Selected extract —
+++++

Into the Abyss (12 page)

Read Into the Abyss Online

Authors: Carol Shaben

Paul lifted Scott from the hatchway and half-walked, half-carried him along the trail to the fire. By the time the two arrived, the heat of the flames had melted a pit in the snow about six feet in diameter. Paul removed the parka Erik had given him and handed it to Scott before dragging the garment bag close to the fire’s warmth. Then Paul lowered his captor, as if a child, onto it. Larry, in turn, removed his overcoat and laid it over Scott.

No sooner had Paul set Scott down than he returned to the plane and climbed back inside to check on the other passengers. He shuffled
slowly through the cabin, letting his eyes adjust to the darkness. In front of him he saw two legs protruding, and on their feet, a pair of large winter boots. Women’s boots. Paul reached forward, tugged off the boots and tucked them under his arm. As he advanced through the dim interior he gathered other garments strewn about: a woman’s parka, a double-breasted trench coat, underwear, a sweater, a man’s pyjama top. He spied a small pocketknife, which he stuffed in the front pocket of his jeans.

Paul moved around touching everyone he could, but they were all dead. The passenger he’d tried to help earlier was among them now, but he heard someone else moaning. Realizing there was no way to get to the passenger from where he stood, Paul slipped back outside and circled around to the front of the plane where he was able to worm through the smashed side window. There, just behind the co-pilot’s seat, he found a man semi-conscious and moaning.

Paul pulled on him, but the plane seemed to be wrapped right around him and he wouldn’t budge.
His right arm was stuffed into the pilot’s flight bag. There was no way to free him.

He crawled from the plane once more and scooping up the garments he’d collected, returned to the fire. When he arrived he saw something that lifted his spirits. Larry stood in the soft glow of the flame, smoking. Paul wasted no time bumming a cigarette and when Larry handed over his package, Paul was ecstatic to see that it was almost full. He lit up a cigarette and savoured the sweet burn of smoke as he sucked it deep into his lungs.

“How about I hang on to these for you,” he offered and when Larry nodded, Paul felt as if he’d won the lottery. Cigarette dangling from his mouth, he pulled off Scott’s running shoes and shoved the winter boots onto his feet. Lifting Larry’s topcoat from Scott’s body, Paul laid the woman’s parka over him and stretched another article of clothing gently over his head before replacing the topcoat. Then Paul handed
the trench coat to Larry and the sweater to Erik, saving the pyjama top for himself. Once the men had pulled on their extra layers of clothing, Paul urged them to return to the bush to scavenge more wood for the fire.

Paul knew perhaps better than any of the others that keeping the fire going would be tough. The branches they dug from under the snow were wet and unlikely to burn well. But on a night like tonight a fire meant the difference between surviving and freezing to death. There had been more than a few nights in his past when Paul had been forced to sleep outside in the dead of winter and they’d scared the shit out of him.

Once again, he led Larry through the wilderness, loading his arms with as many branches as the blind, broken-toothed old man could handle before leading him back to the fire. When they arrived, Paul stoked the flames once more and they grew, spreading their warmth to the shocked and shivering survivors. For just a moment they allowed themselves to forget the monumental task that faced them all: staying alive until rescue arrived.

+++++

Collected material —

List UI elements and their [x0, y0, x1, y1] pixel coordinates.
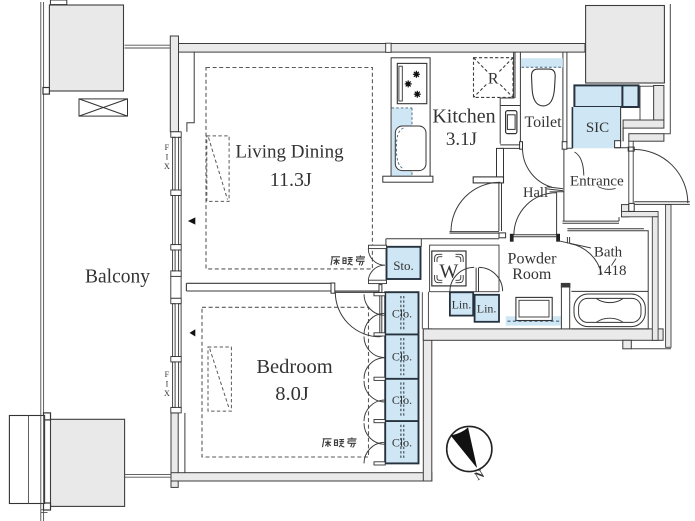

+++++

Challenge — Return, word for word, the passage of the Into the Abyss excerpt between "Once again, he" and "until rescue arrived.", inclusive.

Answer to the problem —
Once again, he led Larry through the wilderness, loading his arms with as many branches as the blind, broken-toothed old man could handle before leading him back to the fire. When they arrived, Paul stoked the flames once more and they grew, spreading their warmth to the shocked and shivering survivors. For just a moment they allowed themselves to forget the monumental task that faced them all: staying alive until rescue arrived.